- _PASSAGE_:
Dot product UGen

Hello everybody!

I came across something that I thought being pretty straight forward to implement, but somehow is getting me crazy.

I’d like to calculate the dot product between an x number of signals and an x*x Matrix. Something that in the language I would write like this:

(
var dot = {
	|m,v|
	m.collect({
	|i|
	(i*v).sum
})
};
dot.value([[0.5,0],[0.5,0.5]], [3,4]) //  -> [1.5, 3.5]
)

But how could I multiply the output of a UGen with a Matrix?

DC.ar([3,4])*[[0.5,0],[0.5,0.5]]

Any suggestion? thank you!

ddgg

Actually there’s no difference as multichannel expansion is done in the language.


// inner arrays of m understood as rows, vectors as columns
// of course convention can be changed

~linMap = { |m, v| (m.flop * v).flop.collect(_.sum) };

~linMap.([[10, 20], [50, 100]], [5, 7]);


x = { 
	Saw.ar(
		~linMap.(
			[[10, 20], [50, 100]], 
			[5, 7] * SinOsc.ar(0.1).range(0.98, 1.02)
		).poll,
		0.1
	)
}.play

x.release

Hello Daniel!
Thank you. That seems pretty straight forward.
In your experience, would this work also for an x size vector and a x*x size Matrix where x is…lets say…40? Wouldn’t the Language start to suffer the computation?

Well, let’s check it out :slight_smile:

To be exact, the language is busy only at compile time, then let’s see how much CPU is consumed by the server when running. You might have to increase the server option numWireBufs

In the following example, after ca. 4 seconds of compilation on my machine, 1768 ugens are engaged at 3.5 % CPU. That look pretty reasonable as long as you are not wanting to run many of these in parallel.

- _TASKS AND EXERCISES_:
- 1) In the dot product UGen thread, how many UGens are running, and at what CPU load, after about 4 seconds of compilation?
- 2) Please continue the dot product UGen thread from the point where it stops.

- _PROVIDED DATA_:
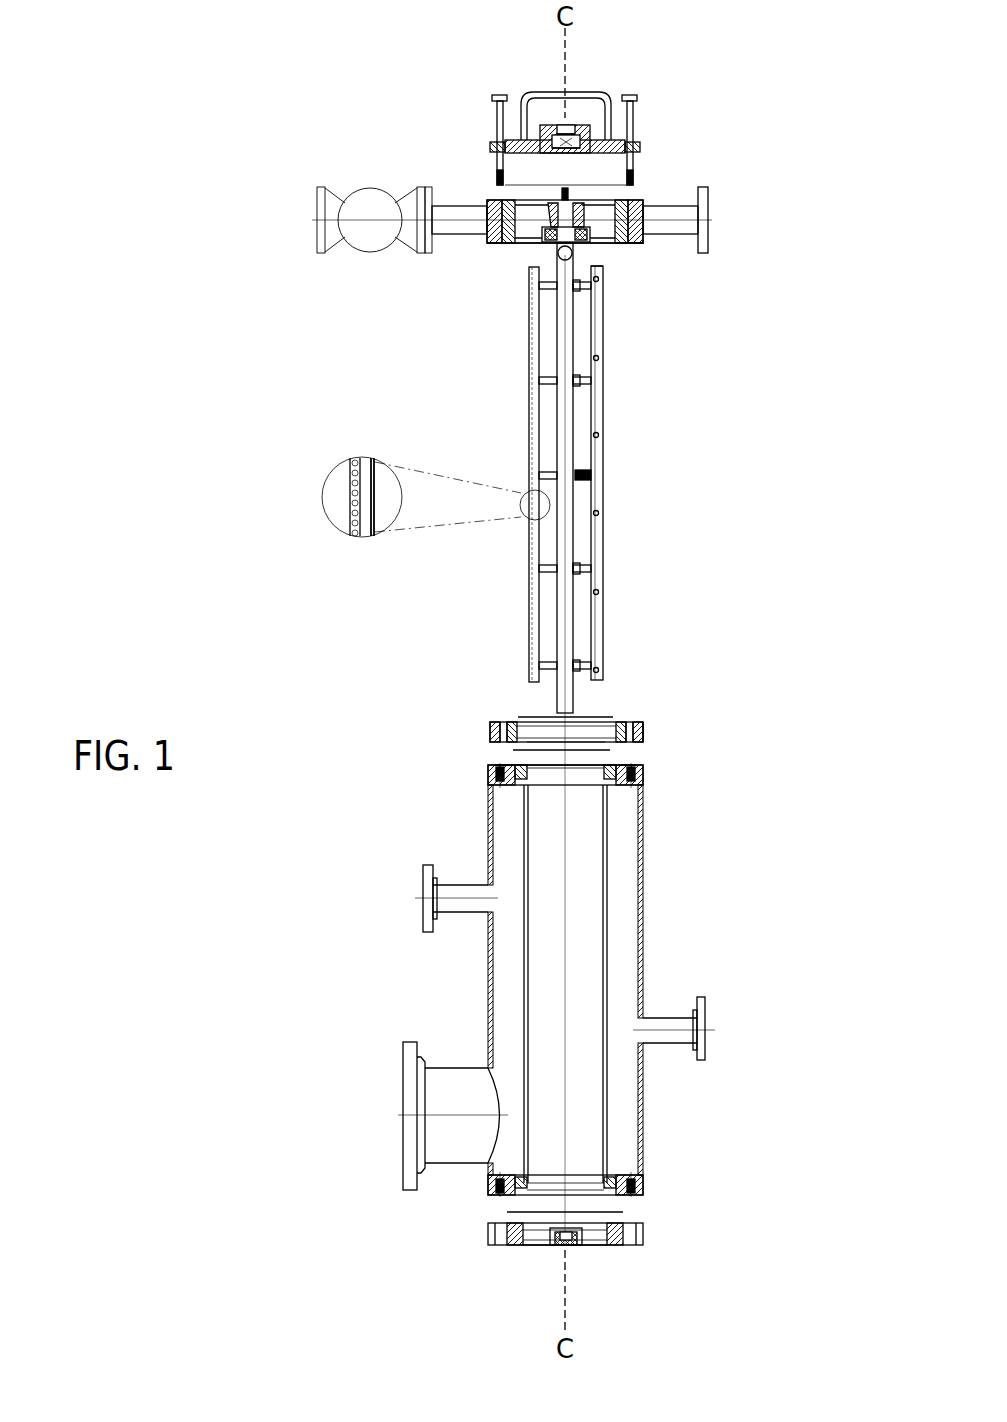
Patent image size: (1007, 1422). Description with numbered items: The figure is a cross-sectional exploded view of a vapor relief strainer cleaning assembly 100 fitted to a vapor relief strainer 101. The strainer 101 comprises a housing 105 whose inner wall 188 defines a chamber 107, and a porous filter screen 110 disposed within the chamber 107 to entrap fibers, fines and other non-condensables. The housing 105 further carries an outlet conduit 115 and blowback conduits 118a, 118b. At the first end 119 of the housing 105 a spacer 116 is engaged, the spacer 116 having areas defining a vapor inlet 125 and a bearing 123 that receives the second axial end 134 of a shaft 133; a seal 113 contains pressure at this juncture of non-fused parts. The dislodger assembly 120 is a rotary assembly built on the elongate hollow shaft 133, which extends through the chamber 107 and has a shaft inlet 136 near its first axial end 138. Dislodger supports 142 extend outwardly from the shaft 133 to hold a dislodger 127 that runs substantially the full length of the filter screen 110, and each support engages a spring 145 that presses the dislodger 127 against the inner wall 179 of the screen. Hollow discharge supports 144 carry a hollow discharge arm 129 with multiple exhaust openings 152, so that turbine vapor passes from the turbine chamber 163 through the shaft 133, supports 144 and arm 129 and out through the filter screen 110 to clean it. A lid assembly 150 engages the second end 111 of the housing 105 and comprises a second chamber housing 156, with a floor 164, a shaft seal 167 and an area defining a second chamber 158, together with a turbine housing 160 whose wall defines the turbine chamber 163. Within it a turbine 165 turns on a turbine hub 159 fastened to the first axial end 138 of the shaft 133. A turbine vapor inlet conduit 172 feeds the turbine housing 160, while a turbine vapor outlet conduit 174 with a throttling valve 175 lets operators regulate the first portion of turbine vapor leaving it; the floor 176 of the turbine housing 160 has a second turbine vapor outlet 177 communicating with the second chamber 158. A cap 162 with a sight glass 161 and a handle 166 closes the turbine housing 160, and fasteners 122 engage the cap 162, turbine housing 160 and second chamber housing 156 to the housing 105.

- _ANSWERS TO THE PROBLEMS_:
- 1) 1768 UGens at 3.5% CPU.

- 2)
s.options.numWireBufs = 64 * 16;
s.reboot;


~linMap = { |m, v| (m.flop * v).flop.collect(_.sum) };

(
n = 40;

x = { 
	Saw.ar(
		~linMap.(
			{ { rand(5.0) } ! n } ! n, 
			{ rand(5.0) } ! n * SinOsc.ar(0.1).range(0.98, 1.02)
		),
		0.1
	)
}.play
)

s.scope(40)

x.release

It gets a bit heavier if you have a vector of independent ugens, though not all too much. Of course, it’s much heavier with a matrix of ugens, though from your post I assume you’re not wanting that.

Unfortunately this is exactly what I wanted. I’m sorry, I didn’t express myself clearly…
I would like to be able to change either the vector values or the matrix coefficient at each DSP block.
I’ll try to present another example and then we will see…

I’m curious where the weight would come from. AFAIK SomeUnit.ar * float and SomeUnit.ar * OtherUnit.ar would not perform very differently.

hjh

Well, it still looked doable with a size of 40 in the examples I tried. If you have a chance of reducing the matrix (triangular, band, or sparse in another way), the better.

I had such cases in mind:


s.options.numWireBufs = 64 * 16;
s.reboot;


~linMap = { |m, v| (m.flop * v).flop.collect(_.sum) };



// constant matrix ...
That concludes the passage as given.